## Work instructions
Scan the entries below for the word "text". Copy each line that has it.

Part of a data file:
- - -

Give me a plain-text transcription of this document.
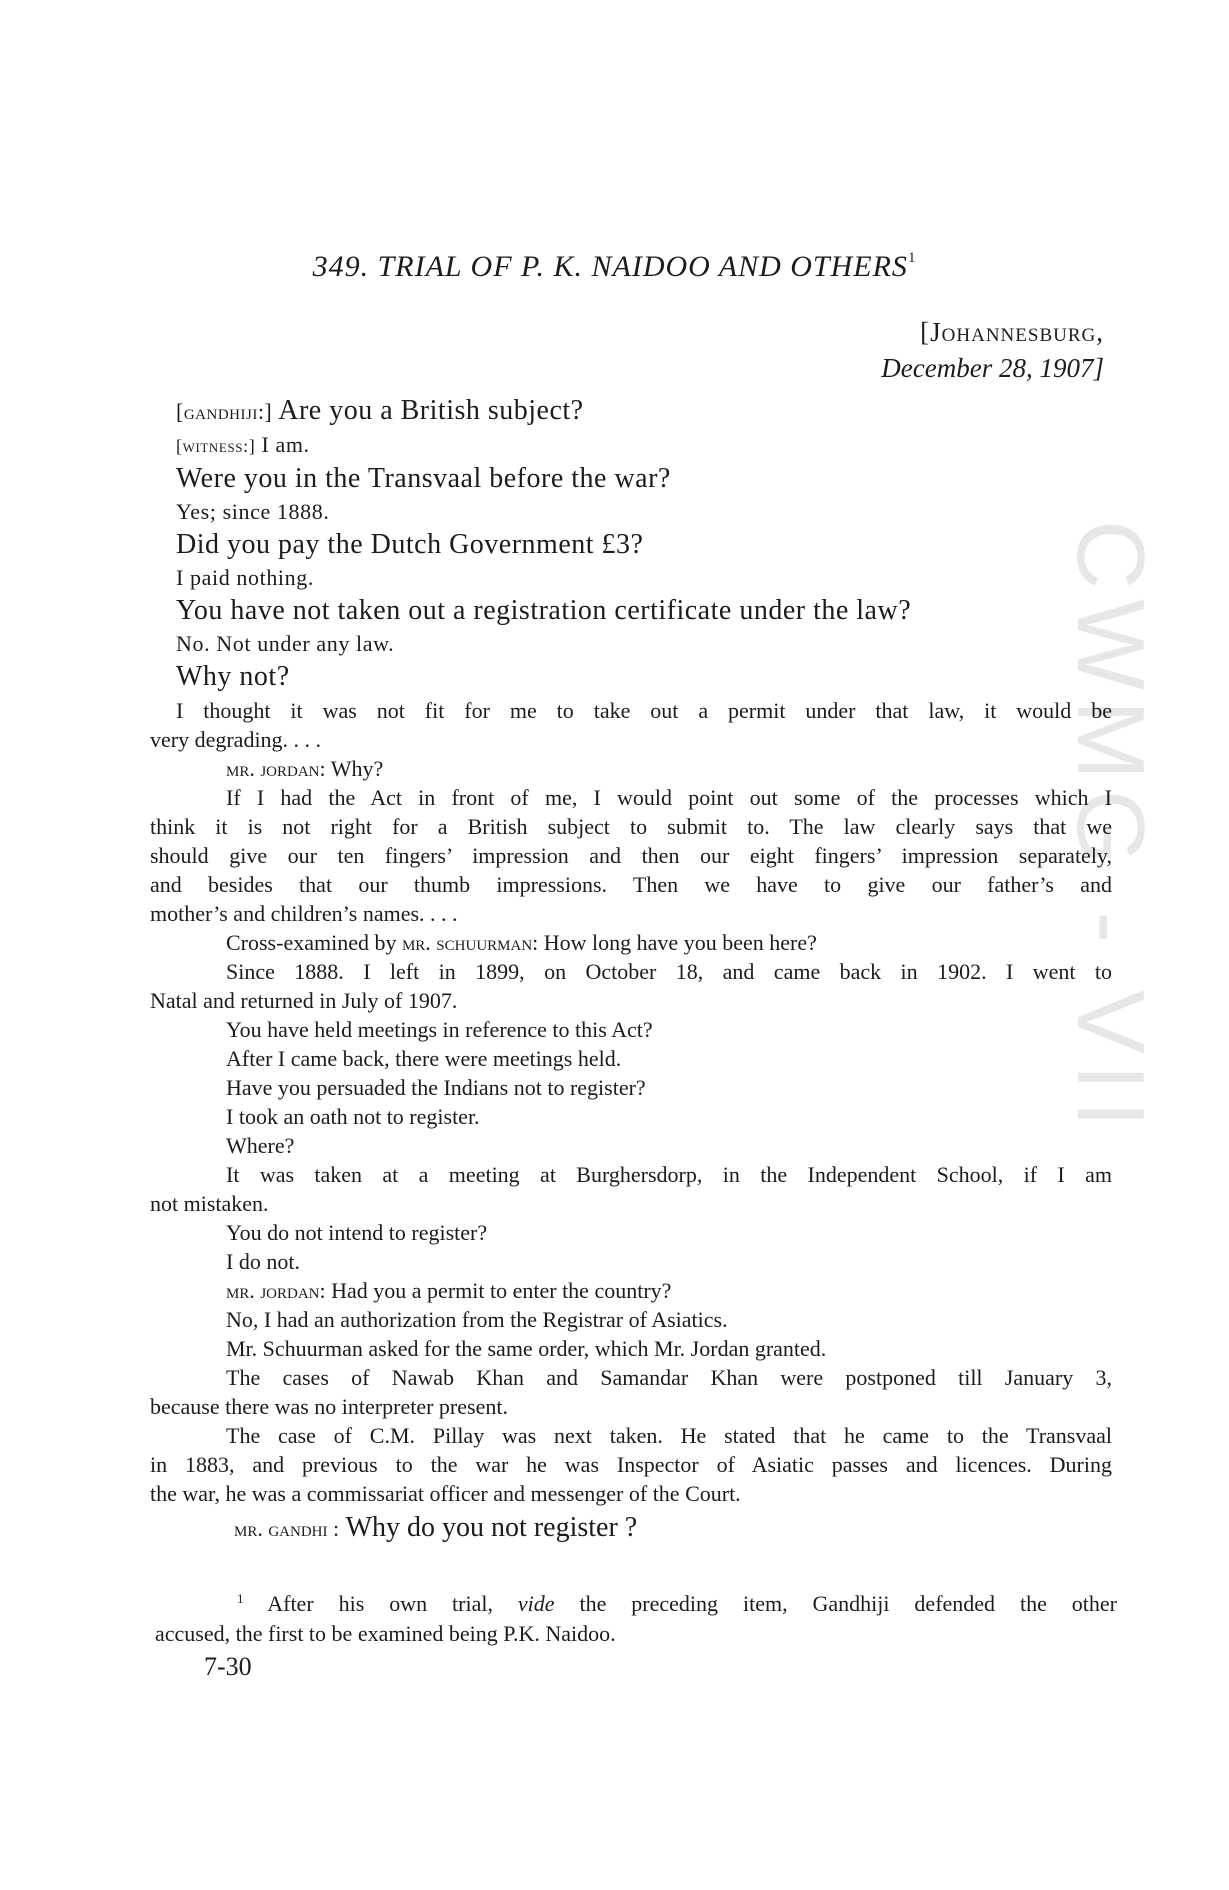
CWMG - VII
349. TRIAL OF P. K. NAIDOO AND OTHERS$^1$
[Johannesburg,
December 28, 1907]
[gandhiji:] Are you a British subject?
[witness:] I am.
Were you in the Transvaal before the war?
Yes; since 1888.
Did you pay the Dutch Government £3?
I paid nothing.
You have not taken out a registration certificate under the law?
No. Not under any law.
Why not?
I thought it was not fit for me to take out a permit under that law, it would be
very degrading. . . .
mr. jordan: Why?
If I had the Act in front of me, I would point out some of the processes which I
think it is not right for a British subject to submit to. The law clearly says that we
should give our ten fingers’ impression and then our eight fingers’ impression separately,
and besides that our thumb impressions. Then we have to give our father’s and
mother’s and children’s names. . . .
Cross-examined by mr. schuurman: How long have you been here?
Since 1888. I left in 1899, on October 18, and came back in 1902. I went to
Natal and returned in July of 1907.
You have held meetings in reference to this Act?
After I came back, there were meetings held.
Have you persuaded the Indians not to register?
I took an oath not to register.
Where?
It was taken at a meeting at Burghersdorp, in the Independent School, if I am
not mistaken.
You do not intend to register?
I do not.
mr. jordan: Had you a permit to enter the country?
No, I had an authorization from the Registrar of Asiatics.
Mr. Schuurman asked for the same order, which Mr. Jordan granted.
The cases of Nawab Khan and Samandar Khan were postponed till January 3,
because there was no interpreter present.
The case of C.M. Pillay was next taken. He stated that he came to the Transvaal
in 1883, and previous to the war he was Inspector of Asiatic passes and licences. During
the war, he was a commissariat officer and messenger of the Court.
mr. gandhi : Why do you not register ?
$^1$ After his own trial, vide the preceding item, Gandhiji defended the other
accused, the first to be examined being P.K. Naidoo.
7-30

- - -

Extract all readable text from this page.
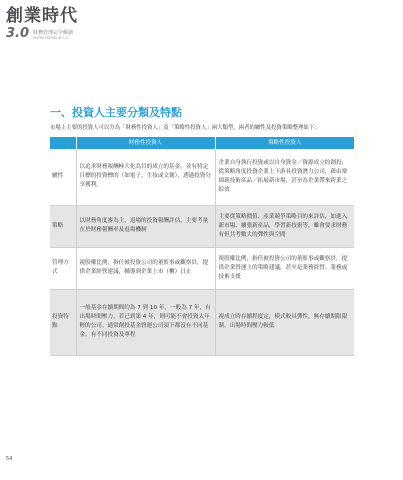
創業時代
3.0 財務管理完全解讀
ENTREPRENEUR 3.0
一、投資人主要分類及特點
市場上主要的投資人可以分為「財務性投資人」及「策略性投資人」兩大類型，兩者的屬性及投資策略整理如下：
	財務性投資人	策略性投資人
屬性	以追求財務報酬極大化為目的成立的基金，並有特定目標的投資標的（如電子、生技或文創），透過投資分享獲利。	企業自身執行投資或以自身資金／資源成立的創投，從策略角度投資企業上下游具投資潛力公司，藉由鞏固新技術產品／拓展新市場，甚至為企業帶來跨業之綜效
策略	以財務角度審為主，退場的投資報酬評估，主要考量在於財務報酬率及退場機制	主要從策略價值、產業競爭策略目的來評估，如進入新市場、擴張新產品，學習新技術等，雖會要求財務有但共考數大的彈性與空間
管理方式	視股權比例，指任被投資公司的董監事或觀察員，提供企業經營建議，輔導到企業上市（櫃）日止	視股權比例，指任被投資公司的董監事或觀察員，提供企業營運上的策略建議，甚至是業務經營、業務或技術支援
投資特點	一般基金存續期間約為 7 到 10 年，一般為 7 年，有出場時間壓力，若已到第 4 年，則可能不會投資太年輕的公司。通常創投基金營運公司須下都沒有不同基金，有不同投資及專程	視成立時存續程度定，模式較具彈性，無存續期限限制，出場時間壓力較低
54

- - -

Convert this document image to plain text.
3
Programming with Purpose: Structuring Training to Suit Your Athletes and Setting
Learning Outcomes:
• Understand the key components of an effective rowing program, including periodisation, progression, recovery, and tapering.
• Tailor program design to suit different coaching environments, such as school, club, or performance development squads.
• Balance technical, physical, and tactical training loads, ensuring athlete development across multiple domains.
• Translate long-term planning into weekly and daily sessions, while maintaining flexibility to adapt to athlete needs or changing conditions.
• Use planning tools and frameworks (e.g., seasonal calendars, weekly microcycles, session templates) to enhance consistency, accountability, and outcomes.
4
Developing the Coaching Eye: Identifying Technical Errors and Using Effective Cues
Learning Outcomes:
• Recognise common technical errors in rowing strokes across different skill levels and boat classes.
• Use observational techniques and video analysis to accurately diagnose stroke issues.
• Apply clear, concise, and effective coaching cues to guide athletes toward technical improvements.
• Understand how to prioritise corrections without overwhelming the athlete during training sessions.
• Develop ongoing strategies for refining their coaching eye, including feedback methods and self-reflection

- - -

## Written response
Give me a plain-text transcription of this document.
Extract all readable text from this page.
Convert this document image to plain text.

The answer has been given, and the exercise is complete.